• _Given problem_:
Send back all the data below, exactly as given.
§
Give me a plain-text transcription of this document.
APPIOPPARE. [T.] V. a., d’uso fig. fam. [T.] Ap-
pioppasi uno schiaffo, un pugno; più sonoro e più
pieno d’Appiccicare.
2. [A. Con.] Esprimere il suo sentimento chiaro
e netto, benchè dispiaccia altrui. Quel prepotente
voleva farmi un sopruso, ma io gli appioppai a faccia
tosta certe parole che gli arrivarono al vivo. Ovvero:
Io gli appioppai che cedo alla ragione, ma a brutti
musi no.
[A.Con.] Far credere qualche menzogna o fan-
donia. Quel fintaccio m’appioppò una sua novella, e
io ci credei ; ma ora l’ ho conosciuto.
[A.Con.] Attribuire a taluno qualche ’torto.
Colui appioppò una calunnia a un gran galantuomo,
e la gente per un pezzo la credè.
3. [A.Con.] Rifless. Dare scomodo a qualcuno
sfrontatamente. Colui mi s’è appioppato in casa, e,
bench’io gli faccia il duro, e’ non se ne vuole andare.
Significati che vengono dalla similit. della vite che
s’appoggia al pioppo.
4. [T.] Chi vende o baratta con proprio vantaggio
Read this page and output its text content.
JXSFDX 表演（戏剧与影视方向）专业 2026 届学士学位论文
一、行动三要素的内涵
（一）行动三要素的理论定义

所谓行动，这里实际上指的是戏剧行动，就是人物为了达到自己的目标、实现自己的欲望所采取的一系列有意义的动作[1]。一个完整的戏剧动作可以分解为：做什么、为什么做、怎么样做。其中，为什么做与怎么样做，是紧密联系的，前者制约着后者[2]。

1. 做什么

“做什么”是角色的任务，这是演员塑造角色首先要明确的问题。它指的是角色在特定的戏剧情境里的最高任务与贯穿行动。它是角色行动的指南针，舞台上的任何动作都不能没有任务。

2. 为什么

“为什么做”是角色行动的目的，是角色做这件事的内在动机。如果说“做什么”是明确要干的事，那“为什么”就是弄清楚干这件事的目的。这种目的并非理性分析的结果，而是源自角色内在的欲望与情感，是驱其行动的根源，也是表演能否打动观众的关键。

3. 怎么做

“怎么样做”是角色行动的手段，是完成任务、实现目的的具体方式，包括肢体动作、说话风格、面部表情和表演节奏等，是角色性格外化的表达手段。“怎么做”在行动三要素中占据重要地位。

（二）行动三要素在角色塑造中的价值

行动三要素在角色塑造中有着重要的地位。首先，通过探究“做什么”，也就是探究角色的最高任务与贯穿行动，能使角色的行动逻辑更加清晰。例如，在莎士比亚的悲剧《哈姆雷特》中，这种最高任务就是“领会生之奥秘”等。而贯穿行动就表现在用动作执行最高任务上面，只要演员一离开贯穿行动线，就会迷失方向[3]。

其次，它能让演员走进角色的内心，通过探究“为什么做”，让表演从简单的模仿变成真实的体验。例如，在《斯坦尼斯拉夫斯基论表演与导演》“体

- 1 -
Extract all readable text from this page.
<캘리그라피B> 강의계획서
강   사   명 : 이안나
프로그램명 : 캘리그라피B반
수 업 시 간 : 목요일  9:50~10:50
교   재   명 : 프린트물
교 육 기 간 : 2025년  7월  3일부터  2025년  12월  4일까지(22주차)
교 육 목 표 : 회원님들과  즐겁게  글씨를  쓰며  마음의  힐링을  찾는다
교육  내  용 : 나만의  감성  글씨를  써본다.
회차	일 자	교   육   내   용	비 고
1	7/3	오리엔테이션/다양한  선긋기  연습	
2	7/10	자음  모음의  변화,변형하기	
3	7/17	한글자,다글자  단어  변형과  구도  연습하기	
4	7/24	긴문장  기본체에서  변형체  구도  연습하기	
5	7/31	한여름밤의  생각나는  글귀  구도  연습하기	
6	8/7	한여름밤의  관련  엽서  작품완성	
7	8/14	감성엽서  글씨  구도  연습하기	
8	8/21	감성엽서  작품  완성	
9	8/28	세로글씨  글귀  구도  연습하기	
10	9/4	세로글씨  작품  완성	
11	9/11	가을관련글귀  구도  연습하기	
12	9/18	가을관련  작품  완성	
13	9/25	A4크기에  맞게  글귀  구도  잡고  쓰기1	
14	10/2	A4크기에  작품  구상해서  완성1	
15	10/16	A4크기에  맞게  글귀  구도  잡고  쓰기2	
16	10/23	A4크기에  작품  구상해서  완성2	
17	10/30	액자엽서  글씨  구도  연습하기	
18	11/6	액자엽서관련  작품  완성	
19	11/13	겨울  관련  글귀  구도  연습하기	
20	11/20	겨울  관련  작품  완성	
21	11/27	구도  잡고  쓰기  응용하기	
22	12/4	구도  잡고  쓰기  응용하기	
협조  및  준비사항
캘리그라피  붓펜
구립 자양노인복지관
§
• _Reply to the task_:
Give me a plain-text transcription of this document.
APPIOPPARE. [T.] V. a., d’uso fig. fam. [T.] Ap-
pioppasi uno schiaffo, un pugno; più sonoro e più
pieno d’Appiccicare.
2. [A. Con.] Esprimere il suo sentimento chiaro
e netto, benchè dispiaccia altrui. Quel prepotente
voleva farmi un sopruso, ma io gli appioppai a faccia
tosta certe parole che gli arrivarono al vivo. Ovvero:
Io gli appioppai che cedo alla ragione, ma a brutti
musi no.
[A.Con.] Far credere qualche menzogna o fan-
donia. Quel fintaccio m’appioppò una sua novella, e
io ci credei ; ma ora l’ ho conosciuto.
[A.Con.] Attribuire a taluno qualche ’torto.
Colui appioppò una calunnia a un gran galantuomo,
e la gente per un pezzo la credè.
3. [A.Con.] Rifless. Dare scomodo a qualcuno
sfrontatamente. Colui mi s’è appioppato in casa, e,
bench’io gli faccia il duro, e’ non se ne vuole andare.
Significati che vengono dalla similit. della vite che
s’appoggia al pioppo.
4. [T.] Chi vende o baratta con proprio vantaggio
Read this page and output its text content.
JXSFDX 表演（戏剧与影视方向）专业 2026 届学士学位论文
一、行动三要素的内涵
（一）行动三要素的理论定义

所谓行动，这里实际上指的是戏剧行动，就是人物为了达到自己的目标、实现自己的欲望所采取的一系列有意义的动作[1]。一个完整的戏剧动作可以分解为：做什么、为什么做、怎么样做。其中，为什么做与怎么样做，是紧密联系的，前者制约着后者[2]。

1. 做什么

“做什么”是角色的任务，这是演员塑造角色首先要明确的问题。它指的是角色在特定的戏剧情境里的最高任务与贯穿行动。它是角色行动的指南针，舞台上的任何动作都不能没有任务。

2. 为什么

“为什么做”是角色行动的目的，是角色做这件事的内在动机。如果说“做什么”是明确要干的事，那“为什么”就是弄清楚干这件事的目的。这种目的并非理性分析的结果，而是源自角色内在的欲望与情感，是驱其行动的根源，也是表演能否打动观众的关键。

3. 怎么做

“怎么样做”是角色行动的手段，是完成任务、实现目的的具体方式，包括肢体动作、说话风格、面部表情和表演节奏等，是角色性格外化的表达手段。“怎么做”在行动三要素中占据重要地位。

（二）行动三要素在角色塑造中的价值

行动三要素在角色塑造中有着重要的地位。首先，通过探究“做什么”，也就是探究角色的最高任务与贯穿行动，能使角色的行动逻辑更加清晰。例如，在莎士比亚的悲剧《哈姆雷特》中，这种最高任务就是“领会生之奥秘”等。而贯穿行动就表现在用动作执行最高任务上面，只要演员一离开贯穿行动线，就会迷失方向[3]。

其次，它能让演员走进角色的内心，通过探究“为什么做”，让表演从简单的模仿变成真实的体验。例如，在《斯坦尼斯拉夫斯基论表演与导演》“体

- 1 -
Extract all readable text from this page.
<캘리그라피B> 강의계획서
강   사   명 : 이안나
프로그램명 : 캘리그라피B반
수 업 시 간 : 목요일  9:50~10:50
교   재   명 : 프린트물
교 육 기 간 : 2025년  7월  3일부터  2025년  12월  4일까지(22주차)
교 육 목 표 : 회원님들과  즐겁게  글씨를  쓰며  마음의  힐링을  찾는다
교육  내  용 : 나만의  감성  글씨를  써본다.
회차	일 자	교   육   내   용	비 고
1	7/3	오리엔테이션/다양한  선긋기  연습	
2	7/10	자음  모음의  변화,변형하기	
3	7/17	한글자,다글자  단어  변형과  구도  연습하기	
4	7/24	긴문장  기본체에서  변형체  구도  연습하기	
5	7/31	한여름밤의  생각나는  글귀  구도  연습하기	
6	8/7	한여름밤의  관련  엽서  작품완성	
7	8/14	감성엽서  글씨  구도  연습하기	
8	8/21	감성엽서  작품  완성	
9	8/28	세로글씨  글귀  구도  연습하기	
10	9/4	세로글씨  작품  완성	
11	9/11	가을관련글귀  구도  연습하기	
12	9/18	가을관련  작품  완성	
13	9/25	A4크기에  맞게  글귀  구도  잡고  쓰기1	
14	10/2	A4크기에  작품  구상해서  완성1	
15	10/16	A4크기에  맞게  글귀  구도  잡고  쓰기2	
16	10/23	A4크기에  작품  구상해서  완성2	
17	10/30	액자엽서  글씨  구도  연습하기	
18	11/6	액자엽서관련  작품  완성	
19	11/13	겨울  관련  글귀  구도  연습하기	
20	11/20	겨울  관련  작품  완성	
21	11/27	구도  잡고  쓰기  응용하기	
22	12/4	구도  잡고  쓰기  응용하기	
협조  및  준비사항
캘리그라피  붓펜
구립 자양노인복지관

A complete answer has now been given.